══ TASK INPUTS ══

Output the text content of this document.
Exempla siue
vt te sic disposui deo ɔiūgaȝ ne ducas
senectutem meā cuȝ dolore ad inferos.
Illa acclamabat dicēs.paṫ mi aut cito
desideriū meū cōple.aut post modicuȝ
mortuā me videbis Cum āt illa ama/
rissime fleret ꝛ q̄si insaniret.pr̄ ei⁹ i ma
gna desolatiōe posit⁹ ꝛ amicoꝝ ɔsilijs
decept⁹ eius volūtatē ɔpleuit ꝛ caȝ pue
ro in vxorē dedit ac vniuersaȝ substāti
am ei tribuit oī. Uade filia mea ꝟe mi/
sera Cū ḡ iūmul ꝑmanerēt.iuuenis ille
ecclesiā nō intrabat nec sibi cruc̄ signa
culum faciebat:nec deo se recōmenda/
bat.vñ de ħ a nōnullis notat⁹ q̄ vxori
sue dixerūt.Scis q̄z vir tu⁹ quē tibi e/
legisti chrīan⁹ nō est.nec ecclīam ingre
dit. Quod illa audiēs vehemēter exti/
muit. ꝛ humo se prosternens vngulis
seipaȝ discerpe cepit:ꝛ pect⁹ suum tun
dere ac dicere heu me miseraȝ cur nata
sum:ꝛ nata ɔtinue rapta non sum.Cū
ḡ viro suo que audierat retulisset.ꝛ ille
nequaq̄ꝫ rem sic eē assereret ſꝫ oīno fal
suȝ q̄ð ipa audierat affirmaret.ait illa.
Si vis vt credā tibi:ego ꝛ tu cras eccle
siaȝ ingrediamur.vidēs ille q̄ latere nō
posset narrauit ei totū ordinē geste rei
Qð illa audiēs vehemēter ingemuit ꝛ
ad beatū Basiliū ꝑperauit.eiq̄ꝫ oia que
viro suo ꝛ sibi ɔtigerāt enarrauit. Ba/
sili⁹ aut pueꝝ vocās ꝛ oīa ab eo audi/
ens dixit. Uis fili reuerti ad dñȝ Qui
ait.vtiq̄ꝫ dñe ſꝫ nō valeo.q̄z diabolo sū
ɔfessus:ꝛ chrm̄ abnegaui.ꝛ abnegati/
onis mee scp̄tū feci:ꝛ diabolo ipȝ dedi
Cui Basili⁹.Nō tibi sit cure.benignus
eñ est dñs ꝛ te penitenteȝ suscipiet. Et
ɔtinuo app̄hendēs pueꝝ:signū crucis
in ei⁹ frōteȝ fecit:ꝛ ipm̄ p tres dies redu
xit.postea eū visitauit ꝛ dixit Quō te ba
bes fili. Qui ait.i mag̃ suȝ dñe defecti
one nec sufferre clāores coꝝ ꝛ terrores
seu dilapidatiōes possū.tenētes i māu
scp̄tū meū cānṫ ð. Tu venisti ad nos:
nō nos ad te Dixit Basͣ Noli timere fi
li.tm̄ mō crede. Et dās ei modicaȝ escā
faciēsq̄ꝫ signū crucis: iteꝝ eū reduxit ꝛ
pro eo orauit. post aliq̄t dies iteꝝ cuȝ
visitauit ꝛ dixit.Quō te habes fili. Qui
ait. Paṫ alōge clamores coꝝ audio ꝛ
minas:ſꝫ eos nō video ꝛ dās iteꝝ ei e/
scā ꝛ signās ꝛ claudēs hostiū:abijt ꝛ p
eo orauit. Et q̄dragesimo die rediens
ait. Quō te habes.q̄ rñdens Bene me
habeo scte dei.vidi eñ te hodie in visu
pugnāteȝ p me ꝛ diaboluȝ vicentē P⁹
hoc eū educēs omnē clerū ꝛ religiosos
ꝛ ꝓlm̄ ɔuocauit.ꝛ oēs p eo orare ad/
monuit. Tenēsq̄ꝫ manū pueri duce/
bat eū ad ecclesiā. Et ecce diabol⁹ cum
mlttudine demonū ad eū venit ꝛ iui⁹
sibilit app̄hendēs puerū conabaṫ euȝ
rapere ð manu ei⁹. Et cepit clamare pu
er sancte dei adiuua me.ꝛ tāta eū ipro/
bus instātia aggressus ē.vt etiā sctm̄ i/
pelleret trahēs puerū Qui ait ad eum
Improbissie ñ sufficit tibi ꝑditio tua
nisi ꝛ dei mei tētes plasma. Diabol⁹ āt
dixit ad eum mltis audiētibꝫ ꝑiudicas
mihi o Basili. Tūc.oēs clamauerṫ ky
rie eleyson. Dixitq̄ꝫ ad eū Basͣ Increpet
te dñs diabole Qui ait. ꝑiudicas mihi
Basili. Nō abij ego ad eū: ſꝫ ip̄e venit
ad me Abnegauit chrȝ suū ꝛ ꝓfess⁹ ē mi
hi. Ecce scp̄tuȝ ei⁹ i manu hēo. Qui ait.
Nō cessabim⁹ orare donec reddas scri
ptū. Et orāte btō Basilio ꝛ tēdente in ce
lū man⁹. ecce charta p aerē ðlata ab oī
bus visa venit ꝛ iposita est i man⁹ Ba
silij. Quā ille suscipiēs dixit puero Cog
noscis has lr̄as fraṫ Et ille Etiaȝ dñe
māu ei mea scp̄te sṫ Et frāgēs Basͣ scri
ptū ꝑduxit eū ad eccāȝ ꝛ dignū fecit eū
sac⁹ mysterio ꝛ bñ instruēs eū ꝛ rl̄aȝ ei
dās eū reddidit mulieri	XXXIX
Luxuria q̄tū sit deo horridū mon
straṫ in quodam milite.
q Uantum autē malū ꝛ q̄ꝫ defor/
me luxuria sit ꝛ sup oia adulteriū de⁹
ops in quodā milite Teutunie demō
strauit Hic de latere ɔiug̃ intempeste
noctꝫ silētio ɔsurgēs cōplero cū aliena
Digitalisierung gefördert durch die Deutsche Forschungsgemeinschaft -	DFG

═══

AIM:
Extract every line above containing the word "ille".

EXERCISE ANSWER:
sera Cū ḡ iūmul ꝑmanerēt.iuuenis ille
ḡ viro suo que audierat retulisset.ꝛ ille
siaȝ ingrediamur.vidēs ille q̄ latere nō
silij. Quā ille suscipiēs dixit puero Cog
noscis has lr̄as fraṫ Et ille Etiaȝ dñe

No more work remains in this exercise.